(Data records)
[Start]
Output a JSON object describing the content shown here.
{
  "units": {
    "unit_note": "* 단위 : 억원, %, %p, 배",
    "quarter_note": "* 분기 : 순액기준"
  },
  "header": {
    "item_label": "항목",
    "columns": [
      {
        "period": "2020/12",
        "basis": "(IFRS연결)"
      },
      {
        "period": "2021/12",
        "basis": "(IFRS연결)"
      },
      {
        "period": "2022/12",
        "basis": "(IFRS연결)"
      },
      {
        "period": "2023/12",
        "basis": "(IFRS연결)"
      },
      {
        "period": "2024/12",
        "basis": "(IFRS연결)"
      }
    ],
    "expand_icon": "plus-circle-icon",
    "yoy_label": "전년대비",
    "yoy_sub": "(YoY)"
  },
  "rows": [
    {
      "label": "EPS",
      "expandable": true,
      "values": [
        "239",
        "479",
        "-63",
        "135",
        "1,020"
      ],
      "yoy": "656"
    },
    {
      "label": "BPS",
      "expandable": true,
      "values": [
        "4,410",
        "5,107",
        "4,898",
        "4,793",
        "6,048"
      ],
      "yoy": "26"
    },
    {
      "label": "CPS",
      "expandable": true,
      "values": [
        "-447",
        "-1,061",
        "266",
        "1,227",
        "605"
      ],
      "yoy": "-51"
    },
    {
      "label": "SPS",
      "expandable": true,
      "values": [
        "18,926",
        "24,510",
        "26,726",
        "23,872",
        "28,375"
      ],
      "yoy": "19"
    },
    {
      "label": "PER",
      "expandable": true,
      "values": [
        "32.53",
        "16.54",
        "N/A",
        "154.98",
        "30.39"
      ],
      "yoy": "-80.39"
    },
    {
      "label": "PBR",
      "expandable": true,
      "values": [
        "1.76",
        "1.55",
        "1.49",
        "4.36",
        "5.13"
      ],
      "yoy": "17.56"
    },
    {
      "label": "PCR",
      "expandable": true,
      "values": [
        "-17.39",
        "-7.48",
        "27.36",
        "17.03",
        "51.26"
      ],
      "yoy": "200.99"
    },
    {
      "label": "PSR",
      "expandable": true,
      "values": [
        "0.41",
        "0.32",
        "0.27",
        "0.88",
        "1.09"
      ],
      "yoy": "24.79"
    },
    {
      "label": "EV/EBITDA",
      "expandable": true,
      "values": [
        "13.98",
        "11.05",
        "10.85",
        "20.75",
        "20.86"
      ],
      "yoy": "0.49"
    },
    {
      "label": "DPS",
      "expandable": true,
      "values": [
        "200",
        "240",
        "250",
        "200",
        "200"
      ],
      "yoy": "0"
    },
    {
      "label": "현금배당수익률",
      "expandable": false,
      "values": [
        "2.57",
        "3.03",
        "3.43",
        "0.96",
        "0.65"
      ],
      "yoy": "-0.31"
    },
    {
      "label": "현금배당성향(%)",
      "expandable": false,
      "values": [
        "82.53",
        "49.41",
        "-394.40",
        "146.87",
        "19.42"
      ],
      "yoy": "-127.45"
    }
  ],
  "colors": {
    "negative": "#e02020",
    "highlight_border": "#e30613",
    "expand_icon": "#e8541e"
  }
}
[End]
*WRITTEN REQUEST*: Copy down the whole of the data above, matching it exactly.

*FINAL RESULT*:
Output a JSON object describing the content shown here.
{
  "units": {
    "unit_note": "* 단위 : 억원, %, %p, 배",
    "quarter_note": "* 분기 : 순액기준"
  },
  "header": {
    "item_label": "항목",
    "columns": [
      {
        "period": "2020/12",
        "basis": "(IFRS연결)"
      },
      {
        "period": "2021/12",
        "basis": "(IFRS연결)"
      },
      {
        "period": "2022/12",
        "basis": "(IFRS연결)"
      },
      {
        "period": "2023/12",
        "basis": "(IFRS연결)"
      },
      {
        "period": "2024/12",
        "basis": "(IFRS연결)"
      }
    ],
    "expand_icon": "plus-circle-icon",
    "yoy_label": "전년대비",
    "yoy_sub": "(YoY)"
  },
  "rows": [
    {
      "label": "EPS",
      "expandable": true,
      "values": [
        "239",
        "479",
        "-63",
        "135",
        "1,020"
      ],
      "yoy": "656"
    },
    {
      "label": "BPS",
      "expandable": true,
      "values": [
        "4,410",
        "5,107",
        "4,898",
        "4,793",
        "6,048"
      ],
      "yoy": "26"
    },
    {
      "label": "CPS",
      "expandable": true,
      "values": [
        "-447",
        "-1,061",
        "266",
        "1,227",
        "605"
      ],
      "yoy": "-51"
    },
    {
      "label": "SPS",
      "expandable": true,
      "values": [
        "18,926",
        "24,510",
        "26,726",
        "23,872",
        "28,375"
      ],
      "yoy": "19"
    },
    {
      "label": "PER",
      "expandable": true,
      "values": [
        "32.53",
        "16.54",
        "N/A",
        "154.98",
        "30.39"
      ],
      "yoy": "-80.39"
    },
    {
      "label": "PBR",
      "expandable": true,
      "values": [
        "1.76",
        "1.55",
        "1.49",
        "4.36",
        "5.13"
      ],
      "yoy": "17.56"
    },
    {
      "label": "PCR",
      "expandable": true,
      "values": [
        "-17.39",
        "-7.48",
        "27.36",
        "17.03",
        "51.26"
      ],
      "yoy": "200.99"
    },
    {
      "label": "PSR",
      "expandable": true,
      "values": [
        "0.41",
        "0.32",
        "0.27",
        "0.88",
        "1.09"
      ],
      "yoy": "24.79"
    },
    {
      "label": "EV/EBITDA",
      "expandable": true,
      "values": [
        "13.98",
        "11.05",
        "10.85",
        "20.75",
        "20.86"
      ],
      "yoy": "0.49"
    },
    {
      "label": "DPS",
      "expandable": true,
      "values": [
        "200",
        "240",
        "250",
        "200",
        "200"
      ],
      "yoy": "0"
    },
    {
      "label": "현금배당수익률",
      "expandable": false,
      "values": [
        "2.57",
        "3.03",
        "3.43",
        "0.96",
        "0.65"
      ],
      "yoy": "-0.31"
    },
    {
      "label": "현금배당성향(%)",
      "expandable": false,
      "values": [
        "82.53",
        "49.41",
        "-394.40",
        "146.87",
        "19.42"
      ],
      "yoy": "-127.45"
    }
  ],
  "colors": {
    "negative": "#e02020",
    "highlight_border": "#e30613",
    "expand_icon": "#e8541e"
  }
}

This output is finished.